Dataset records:
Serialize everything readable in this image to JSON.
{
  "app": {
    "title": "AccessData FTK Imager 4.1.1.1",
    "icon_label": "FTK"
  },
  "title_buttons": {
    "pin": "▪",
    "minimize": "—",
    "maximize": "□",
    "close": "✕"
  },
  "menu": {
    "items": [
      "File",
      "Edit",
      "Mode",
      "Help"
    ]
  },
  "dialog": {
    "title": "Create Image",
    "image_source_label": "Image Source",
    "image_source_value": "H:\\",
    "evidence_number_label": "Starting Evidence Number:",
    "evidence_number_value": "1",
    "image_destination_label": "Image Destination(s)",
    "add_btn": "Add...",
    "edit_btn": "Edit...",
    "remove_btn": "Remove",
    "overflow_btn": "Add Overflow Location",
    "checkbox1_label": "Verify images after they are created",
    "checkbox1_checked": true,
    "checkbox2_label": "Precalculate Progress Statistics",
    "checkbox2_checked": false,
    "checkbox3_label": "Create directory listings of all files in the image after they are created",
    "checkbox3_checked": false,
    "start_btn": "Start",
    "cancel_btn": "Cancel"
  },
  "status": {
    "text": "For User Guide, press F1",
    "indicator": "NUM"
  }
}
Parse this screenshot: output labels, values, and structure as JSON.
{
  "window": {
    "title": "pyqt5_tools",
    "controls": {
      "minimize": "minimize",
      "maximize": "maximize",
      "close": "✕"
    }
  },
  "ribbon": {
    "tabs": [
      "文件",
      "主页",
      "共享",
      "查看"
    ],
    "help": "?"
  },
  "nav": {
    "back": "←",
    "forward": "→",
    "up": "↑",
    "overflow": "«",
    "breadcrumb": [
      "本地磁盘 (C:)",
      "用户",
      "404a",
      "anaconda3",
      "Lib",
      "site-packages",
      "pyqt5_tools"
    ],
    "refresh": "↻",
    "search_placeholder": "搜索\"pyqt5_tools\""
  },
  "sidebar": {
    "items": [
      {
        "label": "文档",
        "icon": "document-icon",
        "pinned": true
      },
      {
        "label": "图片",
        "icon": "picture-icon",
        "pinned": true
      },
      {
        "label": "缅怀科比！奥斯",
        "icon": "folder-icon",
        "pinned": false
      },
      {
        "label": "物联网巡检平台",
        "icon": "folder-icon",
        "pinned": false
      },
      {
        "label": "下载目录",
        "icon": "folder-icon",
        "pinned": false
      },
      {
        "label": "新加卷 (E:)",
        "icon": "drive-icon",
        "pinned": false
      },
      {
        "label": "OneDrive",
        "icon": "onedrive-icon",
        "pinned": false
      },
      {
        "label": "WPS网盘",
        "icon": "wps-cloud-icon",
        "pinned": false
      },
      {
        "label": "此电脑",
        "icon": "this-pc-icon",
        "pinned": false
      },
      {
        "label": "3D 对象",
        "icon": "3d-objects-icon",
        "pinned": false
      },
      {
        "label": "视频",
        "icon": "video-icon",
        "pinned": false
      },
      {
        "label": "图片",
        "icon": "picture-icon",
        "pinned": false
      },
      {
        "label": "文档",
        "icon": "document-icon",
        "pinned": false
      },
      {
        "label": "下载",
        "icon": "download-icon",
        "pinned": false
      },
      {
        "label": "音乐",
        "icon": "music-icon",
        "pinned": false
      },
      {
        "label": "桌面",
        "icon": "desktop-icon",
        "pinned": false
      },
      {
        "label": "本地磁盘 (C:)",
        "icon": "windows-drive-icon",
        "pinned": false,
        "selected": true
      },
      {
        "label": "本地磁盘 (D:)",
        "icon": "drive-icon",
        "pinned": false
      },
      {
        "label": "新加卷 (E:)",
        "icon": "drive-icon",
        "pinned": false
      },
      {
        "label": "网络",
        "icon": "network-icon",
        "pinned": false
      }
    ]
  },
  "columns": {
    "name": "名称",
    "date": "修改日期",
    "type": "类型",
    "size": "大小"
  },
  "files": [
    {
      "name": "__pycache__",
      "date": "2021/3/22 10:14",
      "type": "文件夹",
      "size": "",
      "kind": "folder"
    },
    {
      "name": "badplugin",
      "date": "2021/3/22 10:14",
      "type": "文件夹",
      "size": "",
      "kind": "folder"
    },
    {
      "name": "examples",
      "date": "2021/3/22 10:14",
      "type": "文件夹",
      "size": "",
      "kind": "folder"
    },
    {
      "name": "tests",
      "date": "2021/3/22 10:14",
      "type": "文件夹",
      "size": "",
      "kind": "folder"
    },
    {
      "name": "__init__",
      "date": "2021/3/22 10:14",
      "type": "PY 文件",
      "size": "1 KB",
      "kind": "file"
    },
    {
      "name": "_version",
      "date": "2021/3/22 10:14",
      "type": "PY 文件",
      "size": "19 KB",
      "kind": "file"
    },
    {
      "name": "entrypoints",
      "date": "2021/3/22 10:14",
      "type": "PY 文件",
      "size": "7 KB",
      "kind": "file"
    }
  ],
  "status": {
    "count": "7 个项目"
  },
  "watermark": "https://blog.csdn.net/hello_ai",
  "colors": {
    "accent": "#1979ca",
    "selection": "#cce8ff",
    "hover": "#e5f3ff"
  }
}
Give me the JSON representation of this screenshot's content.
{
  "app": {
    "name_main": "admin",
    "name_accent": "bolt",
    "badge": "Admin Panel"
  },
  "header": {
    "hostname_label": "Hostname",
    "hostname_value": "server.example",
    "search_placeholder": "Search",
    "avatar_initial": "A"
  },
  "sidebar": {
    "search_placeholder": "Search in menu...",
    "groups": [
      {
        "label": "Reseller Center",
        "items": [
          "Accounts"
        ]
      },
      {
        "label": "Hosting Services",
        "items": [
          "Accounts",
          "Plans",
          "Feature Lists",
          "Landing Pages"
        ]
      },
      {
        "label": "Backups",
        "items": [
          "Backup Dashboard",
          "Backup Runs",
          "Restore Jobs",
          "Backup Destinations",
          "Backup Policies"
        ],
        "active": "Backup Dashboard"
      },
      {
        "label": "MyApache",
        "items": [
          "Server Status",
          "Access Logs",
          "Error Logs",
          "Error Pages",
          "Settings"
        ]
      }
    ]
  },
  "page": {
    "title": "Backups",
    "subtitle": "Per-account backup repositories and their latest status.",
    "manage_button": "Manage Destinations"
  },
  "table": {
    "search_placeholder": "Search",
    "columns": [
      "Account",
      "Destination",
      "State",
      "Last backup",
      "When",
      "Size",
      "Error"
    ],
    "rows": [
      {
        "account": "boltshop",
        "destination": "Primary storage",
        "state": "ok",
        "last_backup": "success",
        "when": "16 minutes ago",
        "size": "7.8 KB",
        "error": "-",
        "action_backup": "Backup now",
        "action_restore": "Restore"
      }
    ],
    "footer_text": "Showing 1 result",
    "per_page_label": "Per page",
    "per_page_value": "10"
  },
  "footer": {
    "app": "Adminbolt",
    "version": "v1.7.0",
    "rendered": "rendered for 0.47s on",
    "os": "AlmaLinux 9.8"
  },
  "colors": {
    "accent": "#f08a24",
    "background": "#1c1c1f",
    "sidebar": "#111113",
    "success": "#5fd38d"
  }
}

**STATED TASK**. Repeat every record, keeping each word and mark exactly as it is.

**WRITTEN RESPONSE**.
Serialize everything readable in this image to JSON.
{
  "app": {
    "title": "AccessData FTK Imager 4.1.1.1",
    "icon_label": "FTK"
  },
  "title_buttons": {
    "pin": "▪",
    "minimize": "—",
    "maximize": "□",
    "close": "✕"
  },
  "menu": {
    "items": [
      "File",
      "Edit",
      "Mode",
      "Help"
    ]
  },
  "dialog": {
    "title": "Create Image",
    "image_source_label": "Image Source",
    "image_source_value": "H:\\",
    "evidence_number_label": "Starting Evidence Number:",
    "evidence_number_value": "1",
    "image_destination_label": "Image Destination(s)",
    "add_btn": "Add...",
    "edit_btn": "Edit...",
    "remove_btn": "Remove",
    "overflow_btn": "Add Overflow Location",
    "checkbox1_label": "Verify images after they are created",
    "checkbox1_checked": true,
    "checkbox2_label": "Precalculate Progress Statistics",
    "checkbox2_checked": false,
    "checkbox3_label": "Create directory listings of all files in the image after they are created",
    "checkbox3_checked": false,
    "start_btn": "Start",
    "cancel_btn": "Cancel"
  },
  "status": {
    "text": "For User Guide, press F1",
    "indicator": "NUM"
  }
}
Parse this screenshot: output labels, values, and structure as JSON.
{
  "window": {
    "title": "pyqt5_tools",
    "controls": {
      "minimize": "minimize",
      "maximize": "maximize",
      "close": "✕"
    }
  },
  "ribbon": {
    "tabs": [
      "文件",
      "主页",
      "共享",
      "查看"
    ],
    "help": "?"
  },
  "nav": {
    "back": "←",
    "forward": "→",
    "up": "↑",
    "overflow": "«",
    "breadcrumb": [
      "本地磁盘 (C:)",
      "用户",
      "404a",
      "anaconda3",
      "Lib",
      "site-packages",
      "pyqt5_tools"
    ],
    "refresh": "↻",
    "search_placeholder": "搜索\"pyqt5_tools\""
  },
  "sidebar": {
    "items": [
      {
        "label": "文档",
        "icon": "document-icon",
        "pinned": true
      },
      {
        "label": "图片",
        "icon": "picture-icon",
        "pinned": true
      },
      {
        "label": "缅怀科比！奥斯",
        "icon": "folder-icon",
        "pinned": false
      },
      {
        "label": "物联网巡检平台",
        "icon": "folder-icon",
        "pinned": false
      },
      {
        "label": "下载目录",
        "icon": "folder-icon",
        "pinned": false
      },
      {
        "label": "新加卷 (E:)",
        "icon": "drive-icon",
        "pinned": false
      },
      {
        "label": "OneDrive",
        "icon": "onedrive-icon",
        "pinned": false
      },
      {
        "label": "WPS网盘",
        "icon": "wps-cloud-icon",
        "pinned": false
      },
      {
        "label": "此电脑",
        "icon": "this-pc-icon",
        "pinned": false
      },
      {
        "label": "3D 对象",
        "icon": "3d-objects-icon",
        "pinned": false
      },
      {
        "label": "视频",
        "icon": "video-icon",
        "pinned": false
      },
      {
        "label": "图片",
        "icon": "picture-icon",
        "pinned": false
      },
      {
        "label": "文档",
        "icon": "document-icon",
        "pinned": false
      },
      {
        "label": "下载",
        "icon": "download-icon",
        "pinned": false
      },
      {
        "label": "音乐",
        "icon": "music-icon",
        "pinned": false
      },
      {
        "label": "桌面",
        "icon": "desktop-icon",
        "pinned": false
      },
      {
        "label": "本地磁盘 (C:)",
        "icon": "windows-drive-icon",
        "pinned": false,
        "selected": true
      },
      {
        "label": "本地磁盘 (D:)",
        "icon": "drive-icon",
        "pinned": false
      },
      {
        "label": "新加卷 (E:)",
        "icon": "drive-icon",
        "pinned": false
      },
      {
        "label": "网络",
        "icon": "network-icon",
        "pinned": false
      }
    ]
  },
  "columns": {
    "name": "名称",
    "date": "修改日期",
    "type": "类型",
    "size": "大小"
  },
  "files": [
    {
      "name": "__pycache__",
      "date": "2021/3/22 10:14",
      "type": "文件夹",
      "size": "",
      "kind": "folder"
    },
    {
      "name": "badplugin",
      "date": "2021/3/22 10:14",
      "type": "文件夹",
      "size": "",
      "kind": "folder"
    },
    {
      "name": "examples",
      "date": "2021/3/22 10:14",
      "type": "文件夹",
      "size": "",
      "kind": "folder"
    },
    {
      "name": "tests",
      "date": "2021/3/22 10:14",
      "type": "文件夹",
      "size": "",
      "kind": "folder"
    },
    {
      "name": "__init__",
      "date": "2021/3/22 10:14",
      "type": "PY 文件",
      "size": "1 KB",
      "kind": "file"
    },
    {
      "name": "_version",
      "date": "2021/3/22 10:14",
      "type": "PY 文件",
      "size": "19 KB",
      "kind": "file"
    },
    {
      "name": "entrypoints",
      "date": "2021/3/22 10:14",
      "type": "PY 文件",
      "size": "7 KB",
      "kind": "file"
    }
  ],
  "status": {
    "count": "7 个项目"
  },
  "watermark": "https://blog.csdn.net/hello_ai",
  "colors": {
    "accent": "#1979ca",
    "selection": "#cce8ff",
    "hover": "#e5f3ff"
  }
}
Give me the JSON representation of this screenshot's content.
{
  "app": {
    "name_main": "admin",
    "name_accent": "bolt",
    "badge": "Admin Panel"
  },
  "header": {
    "hostname_label": "Hostname",
    "hostname_value": "server.example",
    "search_placeholder": "Search",
    "avatar_initial": "A"
  },
  "sidebar": {
    "search_placeholder": "Search in menu...",
    "groups": [
      {
        "label": "Reseller Center",
        "items": [
          "Accounts"
        ]
      },
      {
        "label": "Hosting Services",
        "items": [
          "Accounts",
          "Plans",
          "Feature Lists",
          "Landing Pages"
        ]
      },
      {
        "label": "Backups",
        "items": [
          "Backup Dashboard",
          "Backup Runs",
          "Restore Jobs",
          "Backup Destinations",
          "Backup Policies"
        ],
        "active": "Backup Dashboard"
      },
      {
        "label": "MyApache",
        "items": [
          "Server Status",
          "Access Logs",
          "Error Logs",
          "Error Pages",
          "Settings"
        ]
      }
    ]
  },
  "page": {
    "title": "Backups",
    "subtitle": "Per-account backup repositories and their latest status.",
    "manage_button": "Manage Destinations"
  },
  "table": {
    "search_placeholder": "Search",
    "columns": [
      "Account",
      "Destination",
      "State",
      "Last backup",
      "When",
      "Size",
      "Error"
    ],
    "rows": [
      {
        "account": "boltshop",
        "destination": "Primary storage",
        "state": "ok",
        "last_backup": "success",
        "when": "16 minutes ago",
        "size": "7.8 KB",
        "error": "-",
        "action_backup": "Backup now",
        "action_restore": "Restore"
      }
    ],
    "footer_text": "Showing 1 result",
    "per_page_label": "Per page",
    "per_page_value": "10"
  },
  "footer": {
    "app": "Adminbolt",
    "version": "v1.7.0",
    "rendered": "rendered for 0.47s on",
    "os": "AlmaLinux 9.8"
  },
  "colors": {
    "accent": "#f08a24",
    "background": "#1c1c1f",
    "sidebar": "#111113",
    "success": "#5fd38d"
  }
}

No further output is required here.